> _Your objective_: Could you extract every entry below and reproduce it exactly?

[Stored dataset items]
*-*-*

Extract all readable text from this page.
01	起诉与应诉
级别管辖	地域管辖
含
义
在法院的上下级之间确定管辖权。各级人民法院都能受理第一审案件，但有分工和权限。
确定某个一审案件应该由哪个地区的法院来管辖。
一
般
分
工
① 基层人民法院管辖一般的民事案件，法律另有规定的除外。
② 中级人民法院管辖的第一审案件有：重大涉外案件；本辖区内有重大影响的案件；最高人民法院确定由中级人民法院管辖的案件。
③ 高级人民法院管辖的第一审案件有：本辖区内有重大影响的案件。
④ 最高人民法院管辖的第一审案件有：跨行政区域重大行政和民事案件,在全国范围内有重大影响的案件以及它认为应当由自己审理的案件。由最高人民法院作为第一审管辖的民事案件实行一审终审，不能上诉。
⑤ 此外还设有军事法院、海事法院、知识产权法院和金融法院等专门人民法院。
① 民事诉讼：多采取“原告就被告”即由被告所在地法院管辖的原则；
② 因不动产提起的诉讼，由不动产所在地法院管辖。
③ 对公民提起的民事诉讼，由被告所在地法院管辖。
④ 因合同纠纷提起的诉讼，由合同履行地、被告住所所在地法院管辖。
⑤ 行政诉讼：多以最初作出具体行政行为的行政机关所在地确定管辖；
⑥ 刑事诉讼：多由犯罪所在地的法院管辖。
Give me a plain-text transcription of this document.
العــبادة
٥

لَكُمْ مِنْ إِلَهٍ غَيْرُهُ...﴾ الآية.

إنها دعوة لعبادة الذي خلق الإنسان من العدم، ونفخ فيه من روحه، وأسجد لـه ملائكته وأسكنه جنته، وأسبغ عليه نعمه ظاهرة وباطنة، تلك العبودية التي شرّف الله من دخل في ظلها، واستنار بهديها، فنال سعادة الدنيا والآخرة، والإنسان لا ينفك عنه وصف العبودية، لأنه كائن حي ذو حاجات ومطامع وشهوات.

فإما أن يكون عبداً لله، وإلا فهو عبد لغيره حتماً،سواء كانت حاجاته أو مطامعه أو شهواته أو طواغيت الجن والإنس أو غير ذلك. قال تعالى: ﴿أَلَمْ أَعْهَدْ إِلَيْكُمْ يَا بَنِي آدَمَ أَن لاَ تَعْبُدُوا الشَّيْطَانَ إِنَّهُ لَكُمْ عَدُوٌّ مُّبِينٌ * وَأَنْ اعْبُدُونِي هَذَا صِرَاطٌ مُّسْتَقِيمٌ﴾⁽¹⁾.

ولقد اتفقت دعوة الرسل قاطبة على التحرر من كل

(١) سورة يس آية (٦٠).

*-*-*

> _Worked answer_:
Extract all readable text from this page.
01	起诉与应诉
级别管辖	地域管辖
含
义
在法院的上下级之间确定管辖权。各级人民法院都能受理第一审案件，但有分工和权限。
确定某个一审案件应该由哪个地区的法院来管辖。
一
般
分
工
① 基层人民法院管辖一般的民事案件，法律另有规定的除外。
② 中级人民法院管辖的第一审案件有：重大涉外案件；本辖区内有重大影响的案件；最高人民法院确定由中级人民法院管辖的案件。
③ 高级人民法院管辖的第一审案件有：本辖区内有重大影响的案件。
④ 最高人民法院管辖的第一审案件有：跨行政区域重大行政和民事案件,在全国范围内有重大影响的案件以及它认为应当由自己审理的案件。由最高人民法院作为第一审管辖的民事案件实行一审终审，不能上诉。
⑤ 此外还设有军事法院、海事法院、知识产权法院和金融法院等专门人民法院。
① 民事诉讼：多采取“原告就被告”即由被告所在地法院管辖的原则；
② 因不动产提起的诉讼，由不动产所在地法院管辖。
③ 对公民提起的民事诉讼，由被告所在地法院管辖。
④ 因合同纠纷提起的诉讼，由合同履行地、被告住所所在地法院管辖。
⑤ 行政诉讼：多以最初作出具体行政行为的行政机关所在地确定管辖；
⑥ 刑事诉讼：多由犯罪所在地的法院管辖。
Give me a plain-text transcription of this document.
العــبادة
٥

لَكُمْ مِنْ إِلَهٍ غَيْرُهُ...﴾ الآية.

إنها دعوة لعبادة الذي خلق الإنسان من العدم، ونفخ فيه من روحه، وأسجد لـه ملائكته وأسكنه جنته، وأسبغ عليه نعمه ظاهرة وباطنة، تلك العبودية التي شرّف الله من دخل في ظلها، واستنار بهديها، فنال سعادة الدنيا والآخرة، والإنسان لا ينفك عنه وصف العبودية، لأنه كائن حي ذو حاجات ومطامع وشهوات.

فإما أن يكون عبداً لله، وإلا فهو عبد لغيره حتماً،سواء كانت حاجاته أو مطامعه أو شهواته أو طواغيت الجن والإنس أو غير ذلك. قال تعالى: ﴿أَلَمْ أَعْهَدْ إِلَيْكُمْ يَا بَنِي آدَمَ أَن لاَ تَعْبُدُوا الشَّيْطَانَ إِنَّهُ لَكُمْ عَدُوٌّ مُّبِينٌ * وَأَنْ اعْبُدُونِي هَذَا صِرَاطٌ مُّسْتَقِيمٌ﴾⁽¹⁾.

ولقد اتفقت دعوة الرسل قاطبة على التحرر من كل

(١) سورة يس آية (٦٠).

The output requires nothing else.